» **Данный текст**:
--*--
20 февраля. Может быть, именно потому что Неаполь — крупная столица, вроде Парижа, я мало нахожу здесь о чем писать. Время я провожу приятно, но, слава богу, вечером ничего нового у меня не оказывается, и я могу идти спать, не поработав. Я принят у княгини Бельмонте, у любезного маркиза Берио с изысканной вежливостью, как принимали пятьсот иностранцев до меня и примут еще двести в следующем году. За исключением мелких различий тот же тон господствует в хороших парижских домах. Здесь больше оживления и в особенности больше шума: разговор становится порою таким крикливым, что мне хочется заткнуть уши. Неаполь — единственный в Италии столичный город. Все другие крупные города — Лион в увеличенном виде.

 

23 февраля. Я был просто глуп, когда в свои годы вообразил, что внимание какого-нибудь общественного предприятия может распространяться на две вещи сразу. Если зал великолепен, музыка уж, наверное, будет плоха, если музыка прелестна, зал никуда не годен.

Заслуга перестройки этого зала целиком принадлежит некоему Барбайе: это бывший официант миланского кафе, красавец мужчина, который, держа игорный дом, заработал миллионы. Он построил этот зал на будущие прибыли своего банка. Старый король хотел, чтобы в театре пела Каталани. Отличная мысль; к Каталани следовало бы прибавить Галли, Кривелли и Такинарди. Но г-н Барбайя покровительствует госпоже Кольбран. Не знаю, кто покровительствует Нодзари, который так понравился нам в Париже в роли Паолино; но то было четырнадцать лет назад. Лучшее, что есть в Сан-Карло, — это Давиде-сын. Страдаешь при виде усилий, которые делает бедный молодой человек, чтобы его высокий, отличный голос зазвучал в этом огромном помещении. От Нодзари он перенял привычку к трелям, исполняемым горловым голосом. Ему крайне необходимо петь в небольшом театре и работать под руководством хорошего учителя. Он ведь лучший тенор в Италии: Такинарди угасает, а Кривелли становится деревянным.
--*--
» **Задание 1**: Воспроизведите без изменений фрагмент текста о Неаполе, начиная со слов «20 февраля. Может» и продолжая вплоть до слов «в увеличенном виде.».
» **Задание 2**: Установите, согласуется ли с текстом о Неаполе каждое из утверждений: (a) Барбайя прежде служил официантом в миланском кафе; (b) автор называет Такинарди лучшим тенором Италии; (c) Неаполь назван единственным столичным городом Италии. Для каждого дайте ответ «да» или «нет» и точную цитату, на которой он основан.

» **Исходный материал**:
--*--
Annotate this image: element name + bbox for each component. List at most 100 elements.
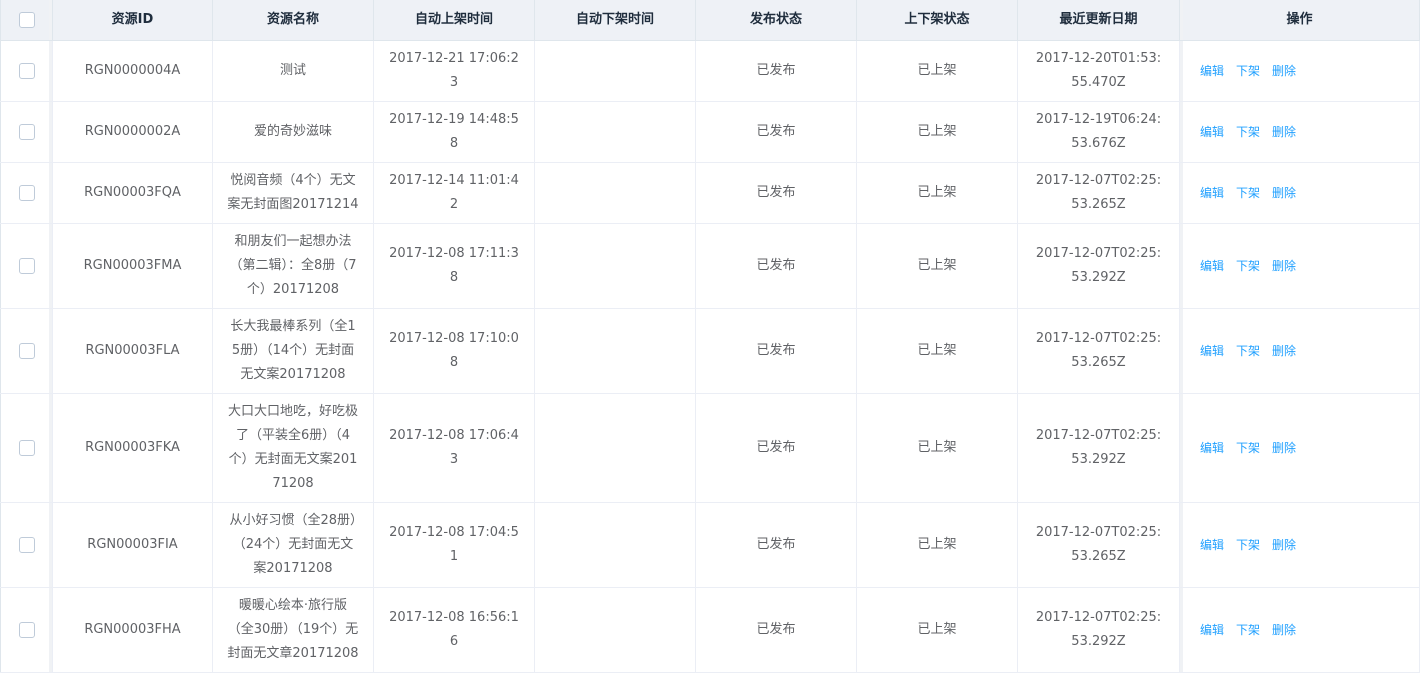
--*--
» **Ответ 1**:
20 февраля. Может быть, именно потому что Неаполь — крупная столица, вроде Парижа, я мало нахожу здесь о чем писать. Время я провожу приятно, но, слава богу, вечером ничего нового у меня не оказывается, и я могу идти спать, не поработав. Я принят у княгини Бельмонте, у любезного маркиза Берио с изысканной вежливостью, как принимали пятьсот иностранцев до меня и примут еще двести в следующем году. За исключением мелких различий тот же тон господствует в хороших парижских домах. Здесь больше оживления и в особенности больше шума: разговор становится порою таким крикливым, что мне хочется заткнуть уши. Неаполь — единственный в Италии столичный город. Все другие крупные города — Лион в увеличенном виде.

» **Ответ 2**:
(a) Да: «это бывший официант миланского кафе».
(b) Нет: «Такинарди угасает, а Кривелли становится деревянным».
(c) Да: «Неаполь — единственный в Италии столичный город».